> _Instructions to follow_:
Reproduce all lines of the listing below in which the word "background" occurs.

══════════

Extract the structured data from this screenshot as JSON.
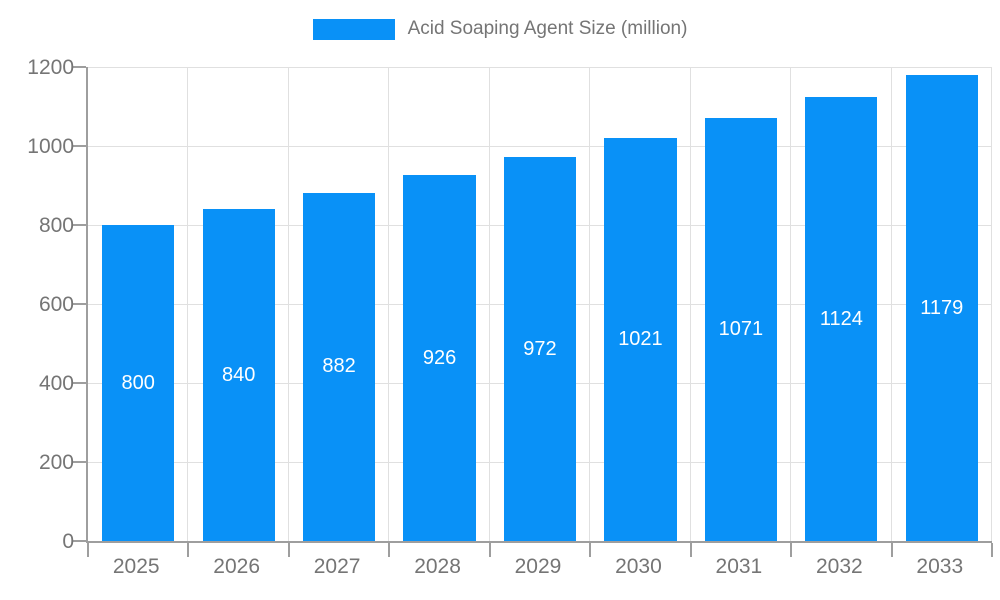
{
  "legend": {
    "label": "Acid Soaping Agent Size (million)"
  },
  "colors": {
    "bar": "#0991f7",
    "axis": "#9e9e9e",
    "gridline": "#e0e0e0",
    "tick_text": "#757575",
    "bar_label_text": "#ffffff",
    "background": "#ffffff"
  },
  "chart_data": {
    "type": "bar",
    "title": "Acid Soaping Agent Size (million)",
    "categories": [
      "2025",
      "2026",
      "2027",
      "2028",
      "2029",
      "2030",
      "2031",
      "2032",
      "2033"
    ],
    "values": [
      800,
      840,
      882,
      926,
      972,
      1021,
      1071,
      1124,
      1179
    ],
    "data_labels": [
      "800",
      "840",
      "882",
      "926",
      "972",
      "1021",
      "1071",
      "1124",
      "1179"
    ],
    "xlabel": "",
    "ylabel": "",
    "ylim": [
      0,
      1200
    ],
    "yticks": [
      0,
      200,
      400,
      600,
      800,
      1000,
      1200
    ],
    "grid": true,
    "legend_position": "top-center",
    "bar_color": "#0991f7",
    "value_label_position": "center-inside"
  }
}
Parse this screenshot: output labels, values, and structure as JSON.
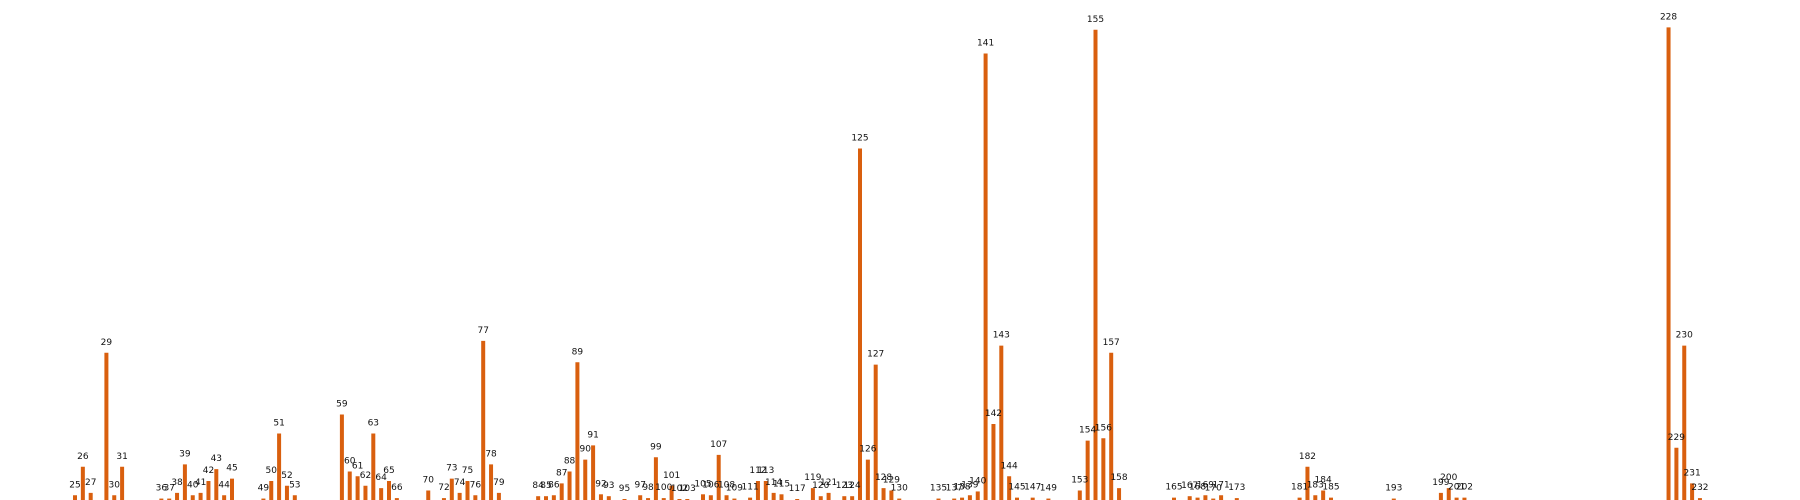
{
  "chart_data": {
    "type": "bar",
    "title": "",
    "xlabel": "",
    "ylabel": "",
    "grid": false,
    "legend": "none",
    "colors": {
      "bar": "#d95f0e",
      "background": "#ffffff",
      "label": "#111111"
    },
    "bar_value_labels": "id",
    "ylim": [
      0,
      100
    ],
    "categories": [
      "25",
      "26",
      "27",
      "29",
      "30",
      "31",
      "36",
      "37",
      "38",
      "39",
      "40",
      "41",
      "42",
      "43",
      "44",
      "45",
      "49",
      "50",
      "51",
      "52",
      "53",
      "59",
      "60",
      "61",
      "62",
      "63",
      "64",
      "65",
      "66",
      "70",
      "72",
      "73",
      "74",
      "75",
      "76",
      "77",
      "78",
      "79",
      "84",
      "85",
      "86",
      "87",
      "88",
      "89",
      "90",
      "91",
      "92",
      "93",
      "95",
      "97",
      "98",
      "99",
      "100",
      "101",
      "102",
      "103",
      "105",
      "106",
      "107",
      "108",
      "109",
      "111",
      "112",
      "113",
      "114",
      "115",
      "117",
      "119",
      "120",
      "121",
      "123",
      "124",
      "125",
      "126",
      "127",
      "128",
      "129",
      "130",
      "135",
      "137",
      "138",
      "139",
      "140",
      "141",
      "142",
      "143",
      "144",
      "145",
      "147",
      "149",
      "153",
      "154",
      "155",
      "156",
      "157",
      "158",
      "165",
      "167",
      "168",
      "169",
      "170",
      "171",
      "173",
      "181",
      "182",
      "183",
      "184",
      "185",
      "193",
      "199",
      "200",
      "201",
      "202",
      "228",
      "229",
      "230",
      "231",
      "232"
    ],
    "values": [
      1.0,
      7.0,
      1.5,
      31.0,
      1.0,
      7.0,
      0.3,
      0.3,
      1.5,
      7.5,
      1.0,
      1.5,
      4.0,
      6.5,
      1.0,
      4.5,
      0.3,
      4.0,
      14.0,
      3.0,
      1.0,
      18.0,
      6.0,
      5.0,
      3.0,
      14.0,
      2.5,
      4.0,
      0.4,
      2.0,
      0.4,
      4.5,
      1.5,
      4.0,
      1.0,
      33.5,
      7.5,
      1.5,
      0.8,
      0.8,
      1.0,
      3.5,
      6.0,
      29.0,
      8.5,
      11.5,
      1.2,
      0.8,
      0.2,
      1.0,
      0.4,
      9.0,
      0.4,
      3.0,
      0.2,
      0.2,
      1.2,
      1.0,
      9.5,
      1.0,
      0.3,
      0.5,
      4.0,
      4.0,
      1.5,
      1.2,
      0.2,
      2.5,
      0.8,
      1.5,
      0.8,
      0.8,
      74.0,
      8.5,
      28.5,
      2.5,
      2.0,
      0.3,
      0.3,
      0.3,
      0.5,
      1.0,
      1.8,
      94.0,
      16.0,
      32.5,
      5.0,
      0.5,
      0.5,
      0.3,
      2.0,
      12.5,
      99.0,
      13.0,
      31.0,
      2.5,
      0.5,
      0.8,
      0.5,
      1.0,
      0.3,
      1.0,
      0.4,
      0.5,
      7.0,
      1.0,
      2.0,
      0.5,
      0.3,
      1.5,
      2.5,
      0.5,
      0.5,
      99.5,
      11.0,
      32.5,
      3.5,
      0.4
    ]
  }
}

══════════

> _Response to the task_:
    "background": "#ffffff"
      "background": "#ffffff",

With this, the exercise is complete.